■ **Exercise requirements**: Please give the listing again in its entirety, exactly as written.

■ **Entries taken from a collection**:
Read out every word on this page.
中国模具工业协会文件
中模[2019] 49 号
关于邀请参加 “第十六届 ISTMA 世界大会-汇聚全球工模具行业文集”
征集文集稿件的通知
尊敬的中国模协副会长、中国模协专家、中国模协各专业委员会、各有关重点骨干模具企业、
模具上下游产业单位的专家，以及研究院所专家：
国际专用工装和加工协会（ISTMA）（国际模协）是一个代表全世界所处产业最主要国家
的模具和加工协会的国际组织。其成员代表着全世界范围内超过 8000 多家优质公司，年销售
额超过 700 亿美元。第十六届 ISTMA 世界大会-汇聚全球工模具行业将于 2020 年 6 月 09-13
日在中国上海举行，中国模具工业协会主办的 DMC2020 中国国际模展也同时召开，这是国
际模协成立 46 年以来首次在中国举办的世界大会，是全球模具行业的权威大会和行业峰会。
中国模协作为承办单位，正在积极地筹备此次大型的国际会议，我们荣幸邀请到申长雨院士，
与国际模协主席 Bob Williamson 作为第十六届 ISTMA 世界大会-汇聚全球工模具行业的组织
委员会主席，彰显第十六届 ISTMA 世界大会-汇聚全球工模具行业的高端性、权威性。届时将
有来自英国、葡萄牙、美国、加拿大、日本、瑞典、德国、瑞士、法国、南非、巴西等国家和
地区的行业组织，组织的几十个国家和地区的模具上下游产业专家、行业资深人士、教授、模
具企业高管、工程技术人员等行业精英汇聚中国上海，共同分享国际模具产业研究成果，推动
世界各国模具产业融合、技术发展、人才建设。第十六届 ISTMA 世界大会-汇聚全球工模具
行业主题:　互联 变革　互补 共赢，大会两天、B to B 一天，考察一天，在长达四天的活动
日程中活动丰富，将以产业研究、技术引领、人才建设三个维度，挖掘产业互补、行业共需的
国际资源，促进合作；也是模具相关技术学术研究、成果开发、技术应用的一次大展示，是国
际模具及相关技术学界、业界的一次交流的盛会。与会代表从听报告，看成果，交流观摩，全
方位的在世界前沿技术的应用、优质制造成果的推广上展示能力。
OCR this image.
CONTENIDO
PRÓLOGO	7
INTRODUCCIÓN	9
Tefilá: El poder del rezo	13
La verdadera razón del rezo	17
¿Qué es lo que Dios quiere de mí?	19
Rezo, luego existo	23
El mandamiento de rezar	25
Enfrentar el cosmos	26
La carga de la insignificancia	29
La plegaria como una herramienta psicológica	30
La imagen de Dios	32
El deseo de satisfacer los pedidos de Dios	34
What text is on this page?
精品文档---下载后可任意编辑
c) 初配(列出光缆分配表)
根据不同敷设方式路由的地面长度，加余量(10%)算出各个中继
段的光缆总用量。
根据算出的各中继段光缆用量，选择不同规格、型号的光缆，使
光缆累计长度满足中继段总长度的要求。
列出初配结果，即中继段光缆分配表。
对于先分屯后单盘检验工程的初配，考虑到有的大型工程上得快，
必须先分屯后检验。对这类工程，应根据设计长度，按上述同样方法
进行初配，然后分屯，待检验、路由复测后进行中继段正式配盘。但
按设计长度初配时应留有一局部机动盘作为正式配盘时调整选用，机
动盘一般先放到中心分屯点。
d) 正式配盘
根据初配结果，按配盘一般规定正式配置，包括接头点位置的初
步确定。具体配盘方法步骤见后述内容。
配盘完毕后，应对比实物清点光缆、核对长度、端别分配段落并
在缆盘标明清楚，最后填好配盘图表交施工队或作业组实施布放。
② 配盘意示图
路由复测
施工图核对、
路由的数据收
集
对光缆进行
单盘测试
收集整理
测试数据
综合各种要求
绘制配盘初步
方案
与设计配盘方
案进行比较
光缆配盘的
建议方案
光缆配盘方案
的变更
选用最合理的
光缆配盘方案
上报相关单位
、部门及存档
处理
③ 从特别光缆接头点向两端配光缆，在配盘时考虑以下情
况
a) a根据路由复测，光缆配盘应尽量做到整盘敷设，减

■ **The output**:
Read out every word on this page.
中国模具工业协会文件
中模[2019] 49 号
关于邀请参加 “第十六届 ISTMA 世界大会-汇聚全球工模具行业文集”
征集文集稿件的通知
尊敬的中国模协副会长、中国模协专家、中国模协各专业委员会、各有关重点骨干模具企业、
模具上下游产业单位的专家，以及研究院所专家：
国际专用工装和加工协会（ISTMA）（国际模协）是一个代表全世界所处产业最主要国家
的模具和加工协会的国际组织。其成员代表着全世界范围内超过 8000 多家优质公司，年销售
额超过 700 亿美元。第十六届 ISTMA 世界大会-汇聚全球工模具行业将于 2020 年 6 月 09-13
日在中国上海举行，中国模具工业协会主办的 DMC2020 中国国际模展也同时召开，这是国
际模协成立 46 年以来首次在中国举办的世界大会，是全球模具行业的权威大会和行业峰会。
中国模协作为承办单位，正在积极地筹备此次大型的国际会议，我们荣幸邀请到申长雨院士，
与国际模协主席 Bob Williamson 作为第十六届 ISTMA 世界大会-汇聚全球工模具行业的组织
委员会主席，彰显第十六届 ISTMA 世界大会-汇聚全球工模具行业的高端性、权威性。届时将
有来自英国、葡萄牙、美国、加拿大、日本、瑞典、德国、瑞士、法国、南非、巴西等国家和
地区的行业组织，组织的几十个国家和地区的模具上下游产业专家、行业资深人士、教授、模
具企业高管、工程技术人员等行业精英汇聚中国上海，共同分享国际模具产业研究成果，推动
世界各国模具产业融合、技术发展、人才建设。第十六届 ISTMA 世界大会-汇聚全球工模具
行业主题:　互联 变革　互补 共赢，大会两天、B to B 一天，考察一天，在长达四天的活动
日程中活动丰富，将以产业研究、技术引领、人才建设三个维度，挖掘产业互补、行业共需的
国际资源，促进合作；也是模具相关技术学术研究、成果开发、技术应用的一次大展示，是国
际模具及相关技术学界、业界的一次交流的盛会。与会代表从听报告，看成果，交流观摩，全
方位的在世界前沿技术的应用、优质制造成果的推广上展示能力。
OCR this image.
CONTENIDO
PRÓLOGO	7
INTRODUCCIÓN	9
Tefilá: El poder del rezo	13
La verdadera razón del rezo	17
¿Qué es lo que Dios quiere de mí?	19
Rezo, luego existo	23
El mandamiento de rezar	25
Enfrentar el cosmos	26
La carga de la insignificancia	29
La plegaria como una herramienta psicológica	30
La imagen de Dios	32
El deseo de satisfacer los pedidos de Dios	34
What text is on this page?
精品文档---下载后可任意编辑
c) 初配(列出光缆分配表)
根据不同敷设方式路由的地面长度，加余量(10%)算出各个中继
段的光缆总用量。
根据算出的各中继段光缆用量，选择不同规格、型号的光缆，使
光缆累计长度满足中继段总长度的要求。
列出初配结果，即中继段光缆分配表。
对于先分屯后单盘检验工程的初配，考虑到有的大型工程上得快，
必须先分屯后检验。对这类工程，应根据设计长度，按上述同样方法
进行初配，然后分屯，待检验、路由复测后进行中继段正式配盘。但
按设计长度初配时应留有一局部机动盘作为正式配盘时调整选用，机
动盘一般先放到中心分屯点。
d) 正式配盘
根据初配结果，按配盘一般规定正式配置，包括接头点位置的初
步确定。具体配盘方法步骤见后述内容。
配盘完毕后，应对比实物清点光缆、核对长度、端别分配段落并
在缆盘标明清楚，最后填好配盘图表交施工队或作业组实施布放。
② 配盘意示图
路由复测
施工图核对、
路由的数据收
集
对光缆进行
单盘测试
收集整理
测试数据
综合各种要求
绘制配盘初步
方案
与设计配盘方
案进行比较
光缆配盘的
建议方案
光缆配盘方案
的变更
选用最合理的
光缆配盘方案
上报相关单位
、部门及存档
处理
③ 从特别光缆接头点向两端配光缆，在配盘时考虑以下情
况
a) a根据路由复测，光缆配盘应尽量做到整盘敷设，减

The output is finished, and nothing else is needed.